[Excerpt from a dataset]
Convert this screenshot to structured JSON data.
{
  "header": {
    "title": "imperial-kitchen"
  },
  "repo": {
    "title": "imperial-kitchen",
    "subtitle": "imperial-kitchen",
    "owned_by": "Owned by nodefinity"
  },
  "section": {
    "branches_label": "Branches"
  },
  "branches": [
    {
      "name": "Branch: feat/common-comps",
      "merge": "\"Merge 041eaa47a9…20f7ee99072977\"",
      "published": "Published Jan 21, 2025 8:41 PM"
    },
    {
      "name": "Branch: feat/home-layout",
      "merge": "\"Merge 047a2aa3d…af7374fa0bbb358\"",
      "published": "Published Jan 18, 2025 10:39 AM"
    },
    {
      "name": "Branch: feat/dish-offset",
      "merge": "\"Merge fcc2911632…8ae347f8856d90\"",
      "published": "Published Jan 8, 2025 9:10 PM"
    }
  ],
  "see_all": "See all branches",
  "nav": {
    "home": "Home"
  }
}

Work instructions:
Filter for "merge". Return all lines that hold it.

Result of the task:
      "merge": "\"Merge 041eaa47a9…20f7ee99072977\"",
      "merge": "\"Merge 047a2aa3d…af7374fa0bbb358\"",
      "merge": "\"Merge fcc2911632…8ae347f8856d90\"",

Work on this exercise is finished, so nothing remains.